Stored data
◇ ◇ ◇

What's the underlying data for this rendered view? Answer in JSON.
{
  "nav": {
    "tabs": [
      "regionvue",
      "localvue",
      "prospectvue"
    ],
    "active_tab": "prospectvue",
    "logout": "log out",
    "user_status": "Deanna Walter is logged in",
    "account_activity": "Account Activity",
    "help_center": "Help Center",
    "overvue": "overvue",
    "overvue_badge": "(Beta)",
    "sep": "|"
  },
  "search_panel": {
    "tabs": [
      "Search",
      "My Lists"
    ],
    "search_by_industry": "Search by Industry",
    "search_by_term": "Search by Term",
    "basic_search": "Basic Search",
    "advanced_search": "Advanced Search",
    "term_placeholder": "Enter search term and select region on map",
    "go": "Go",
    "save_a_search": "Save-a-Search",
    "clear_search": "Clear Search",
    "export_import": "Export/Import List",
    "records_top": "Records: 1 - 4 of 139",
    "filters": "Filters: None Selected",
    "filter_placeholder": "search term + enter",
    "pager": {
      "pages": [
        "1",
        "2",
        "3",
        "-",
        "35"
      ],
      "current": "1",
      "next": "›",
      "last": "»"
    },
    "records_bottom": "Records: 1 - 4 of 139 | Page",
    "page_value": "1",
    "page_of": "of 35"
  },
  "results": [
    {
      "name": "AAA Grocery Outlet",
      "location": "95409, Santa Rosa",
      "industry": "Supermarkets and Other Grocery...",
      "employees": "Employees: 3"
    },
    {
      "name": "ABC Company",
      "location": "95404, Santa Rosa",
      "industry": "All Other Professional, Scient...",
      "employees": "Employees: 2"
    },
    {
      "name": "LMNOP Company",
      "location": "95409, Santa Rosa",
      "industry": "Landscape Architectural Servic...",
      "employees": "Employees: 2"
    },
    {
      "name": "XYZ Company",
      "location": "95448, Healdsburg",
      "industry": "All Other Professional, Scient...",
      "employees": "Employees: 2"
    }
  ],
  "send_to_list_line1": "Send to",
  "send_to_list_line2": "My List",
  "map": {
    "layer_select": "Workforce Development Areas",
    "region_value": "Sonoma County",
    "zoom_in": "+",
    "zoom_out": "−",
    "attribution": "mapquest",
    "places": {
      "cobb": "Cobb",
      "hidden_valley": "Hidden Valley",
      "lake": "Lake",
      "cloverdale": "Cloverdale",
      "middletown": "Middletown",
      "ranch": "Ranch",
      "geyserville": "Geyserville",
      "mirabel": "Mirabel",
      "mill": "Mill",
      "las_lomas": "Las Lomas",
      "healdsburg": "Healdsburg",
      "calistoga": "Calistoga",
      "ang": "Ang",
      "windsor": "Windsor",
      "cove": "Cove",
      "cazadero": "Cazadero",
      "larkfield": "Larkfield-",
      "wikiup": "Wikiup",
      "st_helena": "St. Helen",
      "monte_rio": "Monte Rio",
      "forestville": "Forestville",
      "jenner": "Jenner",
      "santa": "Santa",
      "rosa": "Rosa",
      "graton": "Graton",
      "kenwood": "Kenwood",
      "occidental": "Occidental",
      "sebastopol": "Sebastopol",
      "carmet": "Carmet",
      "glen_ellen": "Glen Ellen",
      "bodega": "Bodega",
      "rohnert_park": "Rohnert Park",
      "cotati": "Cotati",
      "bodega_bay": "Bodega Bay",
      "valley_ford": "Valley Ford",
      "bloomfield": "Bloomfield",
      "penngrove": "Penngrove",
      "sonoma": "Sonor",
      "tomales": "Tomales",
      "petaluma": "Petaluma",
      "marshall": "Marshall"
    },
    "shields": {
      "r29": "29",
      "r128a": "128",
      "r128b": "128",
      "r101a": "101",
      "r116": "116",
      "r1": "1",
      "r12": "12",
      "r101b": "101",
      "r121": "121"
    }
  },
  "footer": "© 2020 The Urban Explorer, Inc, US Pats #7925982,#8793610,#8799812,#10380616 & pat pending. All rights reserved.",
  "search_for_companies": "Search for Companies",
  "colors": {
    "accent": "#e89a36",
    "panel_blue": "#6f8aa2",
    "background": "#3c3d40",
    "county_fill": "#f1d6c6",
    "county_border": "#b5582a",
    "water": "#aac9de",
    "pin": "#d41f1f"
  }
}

◇ ◇ ◇

> Task directions:
Pull every line containing "location" from the data.

> Exercise response:
      "location": "95409, Santa Rosa",
      "location": "95404, Santa Rosa",
      "location": "95409, Santa Rosa",
      "location": "95448, Healdsburg",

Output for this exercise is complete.